ENTRIES SUPPLIED -
★ ★ ★ ★ ★ ★ ★

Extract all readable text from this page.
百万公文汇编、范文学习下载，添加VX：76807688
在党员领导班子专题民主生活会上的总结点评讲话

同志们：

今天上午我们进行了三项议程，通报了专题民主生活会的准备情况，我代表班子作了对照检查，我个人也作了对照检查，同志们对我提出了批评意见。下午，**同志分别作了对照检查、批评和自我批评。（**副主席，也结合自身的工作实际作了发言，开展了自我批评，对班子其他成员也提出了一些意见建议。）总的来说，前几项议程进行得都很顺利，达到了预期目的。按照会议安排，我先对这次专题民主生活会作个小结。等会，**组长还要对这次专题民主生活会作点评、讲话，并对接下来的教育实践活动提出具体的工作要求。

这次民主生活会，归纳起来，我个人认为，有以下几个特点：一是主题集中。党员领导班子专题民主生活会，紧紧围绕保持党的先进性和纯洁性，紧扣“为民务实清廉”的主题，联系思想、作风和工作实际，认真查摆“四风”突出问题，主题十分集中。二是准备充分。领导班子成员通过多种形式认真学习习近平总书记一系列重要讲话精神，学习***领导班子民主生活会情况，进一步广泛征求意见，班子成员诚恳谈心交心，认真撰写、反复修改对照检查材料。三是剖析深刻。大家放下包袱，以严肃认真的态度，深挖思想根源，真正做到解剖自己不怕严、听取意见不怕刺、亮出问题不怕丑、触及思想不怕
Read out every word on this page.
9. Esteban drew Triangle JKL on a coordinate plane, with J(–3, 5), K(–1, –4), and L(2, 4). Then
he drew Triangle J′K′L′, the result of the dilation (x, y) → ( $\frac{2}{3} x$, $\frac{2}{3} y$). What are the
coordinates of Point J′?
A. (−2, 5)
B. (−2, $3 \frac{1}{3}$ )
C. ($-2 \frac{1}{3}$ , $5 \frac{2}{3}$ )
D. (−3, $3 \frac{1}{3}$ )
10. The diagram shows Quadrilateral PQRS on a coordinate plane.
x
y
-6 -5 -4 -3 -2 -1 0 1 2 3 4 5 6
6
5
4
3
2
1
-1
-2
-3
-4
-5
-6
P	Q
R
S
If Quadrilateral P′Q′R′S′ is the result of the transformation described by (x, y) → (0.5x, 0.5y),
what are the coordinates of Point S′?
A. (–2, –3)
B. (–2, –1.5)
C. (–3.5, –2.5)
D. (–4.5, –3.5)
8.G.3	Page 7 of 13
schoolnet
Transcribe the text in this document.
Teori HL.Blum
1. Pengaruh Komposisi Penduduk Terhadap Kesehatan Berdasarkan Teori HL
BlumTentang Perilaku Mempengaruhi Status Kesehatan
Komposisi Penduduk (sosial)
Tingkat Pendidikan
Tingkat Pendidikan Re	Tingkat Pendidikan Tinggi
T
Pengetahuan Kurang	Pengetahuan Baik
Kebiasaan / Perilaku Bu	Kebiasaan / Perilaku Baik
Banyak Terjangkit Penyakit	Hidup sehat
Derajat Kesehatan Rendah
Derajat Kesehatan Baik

★ ★ ★ ★ ★ ★ ★

EXERCISE PROMPT - Track down the lines that include the word "Pendidikan" and copy them.

ANSWER -
Tingkat Pendidikan
Tingkat Pendidikan Re	Tingkat Pendidikan Tinggi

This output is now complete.